==== EXCERPTED TEXT ====

If you are looking for a tree suitable for a xeriscape landscape, one with ornamental attributes which also fulfills a valuable niche for wildlife, look no further than the Chinese pistache tree. If this piques your interest, read on for additional Chinese pistache facts and care of Chinese pistache.
Chinese Pistache Facts
The Chinese pistache tree is, as mentioned, a notable ornamental tree, especially during the fall season when the normally dark green foliage changes to a dramatic profusion of orange and red leaves. An excellent shade tree with a broad canopy, Chinese pistache will attain heights of between 30-60 feet (9-18 m.). A deciduous tree, the one foot (30 cm.) long pinnate leaves consist of between 10-16 leaflets. These leaves are mildly aromatic when bruised.
Pistacia chinensis, as the name suggests, is related to the pistachio; however, it does not produce nuts. Instead, if a male Chinese pistache tree is present, the female trees bloom in April with inconspicuous green blossoms that develop into clumps of brilliant red berries in the fall, changing to a blue-purple hue in the winter.

====

INSTRUCTIONS FOR THE TASK. Quote the passage on the Chinese pistache tree from "If you are looking" up to and including "of Chinese pistache.". The records have no connection to the text about the Chinese pistache tree.

==== RECORDED DATA ====

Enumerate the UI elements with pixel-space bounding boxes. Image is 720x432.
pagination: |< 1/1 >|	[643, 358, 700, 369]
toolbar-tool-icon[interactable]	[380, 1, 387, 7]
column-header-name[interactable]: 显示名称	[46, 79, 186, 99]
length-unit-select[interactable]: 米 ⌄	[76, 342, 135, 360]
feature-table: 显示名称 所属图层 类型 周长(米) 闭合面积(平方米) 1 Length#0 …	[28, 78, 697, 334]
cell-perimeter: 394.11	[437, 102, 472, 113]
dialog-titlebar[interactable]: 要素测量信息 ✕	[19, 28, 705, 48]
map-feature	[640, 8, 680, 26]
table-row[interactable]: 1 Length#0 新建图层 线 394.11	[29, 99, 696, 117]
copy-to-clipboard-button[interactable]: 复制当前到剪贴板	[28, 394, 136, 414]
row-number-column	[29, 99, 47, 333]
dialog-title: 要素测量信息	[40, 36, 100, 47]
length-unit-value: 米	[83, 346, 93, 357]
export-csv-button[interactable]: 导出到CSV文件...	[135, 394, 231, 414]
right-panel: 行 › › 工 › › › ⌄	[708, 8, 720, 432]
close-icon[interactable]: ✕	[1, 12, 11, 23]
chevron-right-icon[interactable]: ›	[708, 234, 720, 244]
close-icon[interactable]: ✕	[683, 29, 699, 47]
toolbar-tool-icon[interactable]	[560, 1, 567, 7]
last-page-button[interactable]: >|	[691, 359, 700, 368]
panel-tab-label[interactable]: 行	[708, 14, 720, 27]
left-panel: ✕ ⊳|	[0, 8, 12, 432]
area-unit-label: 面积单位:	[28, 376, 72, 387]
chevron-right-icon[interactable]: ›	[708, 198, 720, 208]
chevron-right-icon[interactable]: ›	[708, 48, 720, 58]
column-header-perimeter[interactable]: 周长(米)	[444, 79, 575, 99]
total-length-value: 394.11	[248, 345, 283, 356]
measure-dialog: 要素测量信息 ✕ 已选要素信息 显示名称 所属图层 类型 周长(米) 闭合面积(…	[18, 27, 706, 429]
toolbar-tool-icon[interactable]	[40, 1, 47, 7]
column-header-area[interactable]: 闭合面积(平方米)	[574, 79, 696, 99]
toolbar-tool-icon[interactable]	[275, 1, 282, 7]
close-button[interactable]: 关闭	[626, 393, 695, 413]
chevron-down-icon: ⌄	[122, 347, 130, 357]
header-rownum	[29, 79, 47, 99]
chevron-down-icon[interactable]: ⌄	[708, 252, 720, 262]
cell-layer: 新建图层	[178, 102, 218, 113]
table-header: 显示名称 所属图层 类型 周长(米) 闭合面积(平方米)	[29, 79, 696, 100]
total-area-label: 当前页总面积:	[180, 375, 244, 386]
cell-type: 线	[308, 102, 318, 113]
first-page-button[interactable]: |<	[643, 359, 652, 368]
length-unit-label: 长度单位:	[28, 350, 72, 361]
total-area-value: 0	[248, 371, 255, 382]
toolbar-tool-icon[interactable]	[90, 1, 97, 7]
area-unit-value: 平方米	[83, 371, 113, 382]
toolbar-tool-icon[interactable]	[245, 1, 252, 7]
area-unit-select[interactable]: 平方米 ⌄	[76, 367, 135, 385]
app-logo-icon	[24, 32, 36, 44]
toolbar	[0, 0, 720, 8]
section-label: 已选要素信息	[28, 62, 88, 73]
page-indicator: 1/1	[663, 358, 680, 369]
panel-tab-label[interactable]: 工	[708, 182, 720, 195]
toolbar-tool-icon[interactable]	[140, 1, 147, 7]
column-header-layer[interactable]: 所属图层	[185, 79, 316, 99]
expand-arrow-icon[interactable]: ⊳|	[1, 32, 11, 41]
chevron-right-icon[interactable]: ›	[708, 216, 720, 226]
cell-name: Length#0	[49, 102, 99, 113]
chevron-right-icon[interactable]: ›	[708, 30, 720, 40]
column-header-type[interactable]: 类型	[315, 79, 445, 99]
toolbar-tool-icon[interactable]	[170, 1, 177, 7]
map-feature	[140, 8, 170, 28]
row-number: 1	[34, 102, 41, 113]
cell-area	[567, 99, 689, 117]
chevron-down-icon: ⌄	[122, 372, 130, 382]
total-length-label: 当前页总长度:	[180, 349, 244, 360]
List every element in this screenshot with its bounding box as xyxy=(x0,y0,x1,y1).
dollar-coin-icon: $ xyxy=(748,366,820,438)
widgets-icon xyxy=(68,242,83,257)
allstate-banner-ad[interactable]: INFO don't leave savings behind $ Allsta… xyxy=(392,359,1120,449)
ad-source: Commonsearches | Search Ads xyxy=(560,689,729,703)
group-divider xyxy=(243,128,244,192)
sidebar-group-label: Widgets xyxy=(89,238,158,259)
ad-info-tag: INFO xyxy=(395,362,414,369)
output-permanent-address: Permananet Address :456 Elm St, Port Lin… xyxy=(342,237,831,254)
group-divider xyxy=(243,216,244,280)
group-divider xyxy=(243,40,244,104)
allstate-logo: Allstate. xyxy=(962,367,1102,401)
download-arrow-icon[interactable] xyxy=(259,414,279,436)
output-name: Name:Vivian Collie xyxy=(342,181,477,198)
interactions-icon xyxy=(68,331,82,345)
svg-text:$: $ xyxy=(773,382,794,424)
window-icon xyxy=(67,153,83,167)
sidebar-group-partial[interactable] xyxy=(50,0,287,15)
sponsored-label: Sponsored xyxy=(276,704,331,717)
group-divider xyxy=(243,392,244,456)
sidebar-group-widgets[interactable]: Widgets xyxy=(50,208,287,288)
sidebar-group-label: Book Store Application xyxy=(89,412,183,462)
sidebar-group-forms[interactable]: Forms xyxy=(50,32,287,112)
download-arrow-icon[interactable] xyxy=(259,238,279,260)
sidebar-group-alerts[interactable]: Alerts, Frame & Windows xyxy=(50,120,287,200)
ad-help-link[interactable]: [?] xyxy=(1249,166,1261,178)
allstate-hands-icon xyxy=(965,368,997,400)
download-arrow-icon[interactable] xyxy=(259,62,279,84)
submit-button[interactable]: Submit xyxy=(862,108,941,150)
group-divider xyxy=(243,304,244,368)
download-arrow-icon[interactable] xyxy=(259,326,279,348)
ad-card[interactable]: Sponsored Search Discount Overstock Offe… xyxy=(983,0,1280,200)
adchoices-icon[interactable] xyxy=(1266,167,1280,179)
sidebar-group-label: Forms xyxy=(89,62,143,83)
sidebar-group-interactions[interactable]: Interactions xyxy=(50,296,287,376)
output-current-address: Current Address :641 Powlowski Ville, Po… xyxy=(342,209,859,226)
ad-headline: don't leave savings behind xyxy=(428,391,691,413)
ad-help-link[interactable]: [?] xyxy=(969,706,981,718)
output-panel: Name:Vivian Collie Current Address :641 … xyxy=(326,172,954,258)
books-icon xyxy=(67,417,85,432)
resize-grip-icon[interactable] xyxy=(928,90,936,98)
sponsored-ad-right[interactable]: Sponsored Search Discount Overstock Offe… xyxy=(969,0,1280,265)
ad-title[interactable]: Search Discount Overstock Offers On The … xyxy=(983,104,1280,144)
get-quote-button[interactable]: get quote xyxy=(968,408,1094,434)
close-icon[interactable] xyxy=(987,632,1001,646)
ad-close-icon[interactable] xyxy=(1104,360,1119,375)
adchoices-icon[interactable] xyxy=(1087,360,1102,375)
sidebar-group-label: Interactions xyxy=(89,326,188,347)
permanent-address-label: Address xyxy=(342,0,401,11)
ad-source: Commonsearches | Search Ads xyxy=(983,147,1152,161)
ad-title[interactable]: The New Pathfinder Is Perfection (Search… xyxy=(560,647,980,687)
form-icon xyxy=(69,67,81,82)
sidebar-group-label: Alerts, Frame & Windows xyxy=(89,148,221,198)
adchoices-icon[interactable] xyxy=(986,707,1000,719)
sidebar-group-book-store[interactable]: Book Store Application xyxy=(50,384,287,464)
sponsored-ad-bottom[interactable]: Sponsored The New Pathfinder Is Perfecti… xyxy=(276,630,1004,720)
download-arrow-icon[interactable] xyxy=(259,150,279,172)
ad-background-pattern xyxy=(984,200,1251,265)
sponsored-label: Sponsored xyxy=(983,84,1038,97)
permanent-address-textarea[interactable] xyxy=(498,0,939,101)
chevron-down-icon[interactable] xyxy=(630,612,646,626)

====

COMPLETE RESPONSE.
If you are looking for a tree suitable for a xeriscape landscape, one with ornamental attributes which also fulfills a valuable niche for wildlife, look no further than the Chinese pistache tree. If this piques your interest, read on for additional Chinese pistache facts and care of Chinese pistache.